■ DIRECTIONS ■
Scan the lines below for "series" and copy the matches.

■ RECORDS ■

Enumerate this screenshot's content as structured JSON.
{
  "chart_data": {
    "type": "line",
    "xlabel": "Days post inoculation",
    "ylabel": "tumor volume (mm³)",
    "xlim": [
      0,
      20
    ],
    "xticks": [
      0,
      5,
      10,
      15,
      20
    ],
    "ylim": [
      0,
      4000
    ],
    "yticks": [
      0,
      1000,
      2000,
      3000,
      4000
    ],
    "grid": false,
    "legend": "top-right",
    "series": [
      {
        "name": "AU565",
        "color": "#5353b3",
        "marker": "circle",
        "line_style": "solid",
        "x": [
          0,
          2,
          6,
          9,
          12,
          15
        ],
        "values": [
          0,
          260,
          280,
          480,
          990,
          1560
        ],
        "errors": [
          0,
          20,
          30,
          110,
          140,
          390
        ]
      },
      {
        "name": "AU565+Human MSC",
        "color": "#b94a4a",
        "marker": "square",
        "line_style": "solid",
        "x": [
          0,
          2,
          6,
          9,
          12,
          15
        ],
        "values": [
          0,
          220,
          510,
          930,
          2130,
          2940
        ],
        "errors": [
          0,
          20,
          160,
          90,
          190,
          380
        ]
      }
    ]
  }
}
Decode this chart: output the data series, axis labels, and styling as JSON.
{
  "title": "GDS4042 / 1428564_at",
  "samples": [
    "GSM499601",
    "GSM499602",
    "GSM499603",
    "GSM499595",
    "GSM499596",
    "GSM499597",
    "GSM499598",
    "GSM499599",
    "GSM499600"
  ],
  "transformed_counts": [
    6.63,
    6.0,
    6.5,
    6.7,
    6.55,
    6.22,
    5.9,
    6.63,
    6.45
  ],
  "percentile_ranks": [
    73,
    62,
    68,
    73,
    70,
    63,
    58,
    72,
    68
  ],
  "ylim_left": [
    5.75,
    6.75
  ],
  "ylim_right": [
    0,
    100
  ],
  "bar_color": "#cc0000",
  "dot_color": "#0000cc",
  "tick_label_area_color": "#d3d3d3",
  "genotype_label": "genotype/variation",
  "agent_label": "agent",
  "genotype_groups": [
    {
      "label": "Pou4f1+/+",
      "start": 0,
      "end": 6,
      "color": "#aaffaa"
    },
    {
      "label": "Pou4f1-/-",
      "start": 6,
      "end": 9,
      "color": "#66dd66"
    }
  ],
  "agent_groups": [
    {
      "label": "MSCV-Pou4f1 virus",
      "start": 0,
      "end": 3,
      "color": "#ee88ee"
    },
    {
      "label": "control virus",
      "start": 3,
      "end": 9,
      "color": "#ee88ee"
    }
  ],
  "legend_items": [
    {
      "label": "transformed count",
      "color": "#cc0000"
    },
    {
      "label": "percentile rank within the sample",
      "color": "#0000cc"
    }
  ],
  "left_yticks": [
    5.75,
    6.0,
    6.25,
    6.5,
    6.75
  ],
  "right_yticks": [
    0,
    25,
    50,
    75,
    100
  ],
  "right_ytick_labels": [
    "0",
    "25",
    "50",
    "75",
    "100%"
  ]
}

■ WRITTEN ANSWER ■
    "series": [
Decode this chart: output the data series, axis labels, and styling as JSON.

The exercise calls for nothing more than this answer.